### Requirements
Read the records and write them out again exactly.

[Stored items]

= = = =

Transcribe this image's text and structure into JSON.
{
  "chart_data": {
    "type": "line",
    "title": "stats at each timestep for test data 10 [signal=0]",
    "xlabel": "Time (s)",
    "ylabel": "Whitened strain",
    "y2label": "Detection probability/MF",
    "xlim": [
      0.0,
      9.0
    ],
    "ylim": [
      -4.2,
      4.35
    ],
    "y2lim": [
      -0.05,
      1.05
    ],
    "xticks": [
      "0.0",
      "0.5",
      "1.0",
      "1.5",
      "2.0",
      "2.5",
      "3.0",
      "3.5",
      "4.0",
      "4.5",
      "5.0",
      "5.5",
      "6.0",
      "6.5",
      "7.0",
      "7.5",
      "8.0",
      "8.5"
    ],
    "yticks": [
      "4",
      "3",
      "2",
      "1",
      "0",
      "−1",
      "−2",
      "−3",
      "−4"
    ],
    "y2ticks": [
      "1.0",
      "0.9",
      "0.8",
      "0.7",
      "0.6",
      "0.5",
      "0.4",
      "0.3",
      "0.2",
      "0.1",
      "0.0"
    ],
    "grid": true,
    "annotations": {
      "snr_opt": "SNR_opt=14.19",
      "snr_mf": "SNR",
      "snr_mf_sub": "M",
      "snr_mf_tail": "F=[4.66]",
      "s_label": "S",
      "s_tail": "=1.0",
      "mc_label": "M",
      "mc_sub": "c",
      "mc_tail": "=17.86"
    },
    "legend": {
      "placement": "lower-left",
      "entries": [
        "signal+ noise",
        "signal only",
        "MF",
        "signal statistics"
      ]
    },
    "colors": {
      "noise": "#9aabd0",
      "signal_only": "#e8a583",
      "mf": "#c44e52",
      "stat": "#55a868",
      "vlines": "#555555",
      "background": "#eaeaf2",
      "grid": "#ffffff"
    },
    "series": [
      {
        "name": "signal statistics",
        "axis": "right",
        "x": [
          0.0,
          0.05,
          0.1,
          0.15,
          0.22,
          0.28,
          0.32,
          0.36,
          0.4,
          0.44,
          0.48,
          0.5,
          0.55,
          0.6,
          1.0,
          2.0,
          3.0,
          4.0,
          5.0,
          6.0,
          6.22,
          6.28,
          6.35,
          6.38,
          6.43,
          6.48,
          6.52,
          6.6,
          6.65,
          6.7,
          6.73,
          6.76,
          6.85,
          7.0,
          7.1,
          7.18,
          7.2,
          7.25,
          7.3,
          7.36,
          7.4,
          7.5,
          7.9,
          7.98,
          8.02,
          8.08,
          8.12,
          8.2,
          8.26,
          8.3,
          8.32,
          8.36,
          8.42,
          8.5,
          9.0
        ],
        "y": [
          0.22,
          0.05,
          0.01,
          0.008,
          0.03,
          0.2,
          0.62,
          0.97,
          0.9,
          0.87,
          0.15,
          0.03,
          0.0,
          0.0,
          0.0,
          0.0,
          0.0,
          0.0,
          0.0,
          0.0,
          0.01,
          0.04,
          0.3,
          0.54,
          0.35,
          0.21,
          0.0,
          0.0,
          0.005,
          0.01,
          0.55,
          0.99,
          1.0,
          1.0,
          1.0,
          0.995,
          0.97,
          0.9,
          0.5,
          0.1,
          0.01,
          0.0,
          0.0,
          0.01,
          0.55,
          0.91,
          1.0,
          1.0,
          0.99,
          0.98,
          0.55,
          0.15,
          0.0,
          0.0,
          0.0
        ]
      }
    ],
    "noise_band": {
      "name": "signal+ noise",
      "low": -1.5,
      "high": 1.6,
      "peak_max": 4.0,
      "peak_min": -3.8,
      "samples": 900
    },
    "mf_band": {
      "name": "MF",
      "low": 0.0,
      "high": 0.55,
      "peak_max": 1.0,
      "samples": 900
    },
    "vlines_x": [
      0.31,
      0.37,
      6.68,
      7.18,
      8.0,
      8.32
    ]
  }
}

= = = =

### The completed task
Transcribe this image's text and structure into JSON.
{
  "chart_data": {
    "type": "line",
    "title": "stats at each timestep for test data 10 [signal=0]",
    "xlabel": "Time (s)",
    "ylabel": "Whitened strain",
    "y2label": "Detection probability/MF",
    "xlim": [
      0.0,
      9.0
    ],
    "ylim": [
      -4.2,
      4.35
    ],
    "y2lim": [
      -0.05,
      1.05
    ],
    "xticks": [
      "0.0",
      "0.5",
      "1.0",
      "1.5",
      "2.0",
      "2.5",
      "3.0",
      "3.5",
      "4.0",
      "4.5",
      "5.0",
      "5.5",
      "6.0",
      "6.5",
      "7.0",
      "7.5",
      "8.0",
      "8.5"
    ],
    "yticks": [
      "4",
      "3",
      "2",
      "1",
      "0",
      "−1",
      "−2",
      "−3",
      "−4"
    ],
    "y2ticks": [
      "1.0",
      "0.9",
      "0.8",
      "0.7",
      "0.6",
      "0.5",
      "0.4",
      "0.3",
      "0.2",
      "0.1",
      "0.0"
    ],
    "grid": true,
    "annotations": {
      "snr_opt": "SNR_opt=14.19",
      "snr_mf": "SNR",
      "snr_mf_sub": "M",
      "snr_mf_tail": "F=[4.66]",
      "s_label": "S",
      "s_tail": "=1.0",
      "mc_label": "M",
      "mc_sub": "c",
      "mc_tail": "=17.86"
    },
    "legend": {
      "placement": "lower-left",
      "entries": [
        "signal+ noise",
        "signal only",
        "MF",
        "signal statistics"
      ]
    },
    "colors": {
      "noise": "#9aabd0",
      "signal_only": "#e8a583",
      "mf": "#c44e52",
      "stat": "#55a868",
      "vlines": "#555555",
      "background": "#eaeaf2",
      "grid": "#ffffff"
    },
    "series": [
      {
        "name": "signal statistics",
        "axis": "right",
        "x": [
          0.0,
          0.05,
          0.1,
          0.15,
          0.22,
          0.28,
          0.32,
          0.36,
          0.4,
          0.44,
          0.48,
          0.5,
          0.55,
          0.6,
          1.0,
          2.0,
          3.0,
          4.0,
          5.0,
          6.0,
          6.22,
          6.28,
          6.35,
          6.38,
          6.43,
          6.48,
          6.52,
          6.6,
          6.65,
          6.7,
          6.73,
          6.76,
          6.85,
          7.0,
          7.1,
          7.18,
          7.2,
          7.25,
          7.3,
          7.36,
          7.4,
          7.5,
          7.9,
          7.98,
          8.02,
          8.08,
          8.12,
          8.2,
          8.26,
          8.3,
          8.32,
          8.36,
          8.42,
          8.5,
          9.0
        ],
        "y": [
          0.22,
          0.05,
          0.01,
          0.008,
          0.03,
          0.2,
          0.62,
          0.97,
          0.9,
          0.87,
          0.15,
          0.03,
          0.0,
          0.0,
          0.0,
          0.0,
          0.0,
          0.0,
          0.0,
          0.0,
          0.01,
          0.04,
          0.3,
          0.54,
          0.35,
          0.21,
          0.0,
          0.0,
          0.005,
          0.01,
          0.55,
          0.99,
          1.0,
          1.0,
          1.0,
          0.995,
          0.97,
          0.9,
          0.5,
          0.1,
          0.01,
          0.0,
          0.0,
          0.01,
          0.55,
          0.91,
          1.0,
          1.0,
          0.99,
          0.98,
          0.55,
          0.15,
          0.0,
          0.0,
          0.0
        ]
      }
    ],
    "noise_band": {
      "name": "signal+ noise",
      "low": -1.5,
      "high": 1.6,
      "peak_max": 4.0,
      "peak_min": -3.8,
      "samples": 900
    },
    "mf_band": {
      "name": "MF",
      "low": 0.0,
      "high": 0.55,
      "peak_max": 1.0,
      "samples": 900
    },
    "vlines_x": [
      0.31,
      0.37,
      6.68,
      7.18,
      8.0,
      8.32
    ]
  }
}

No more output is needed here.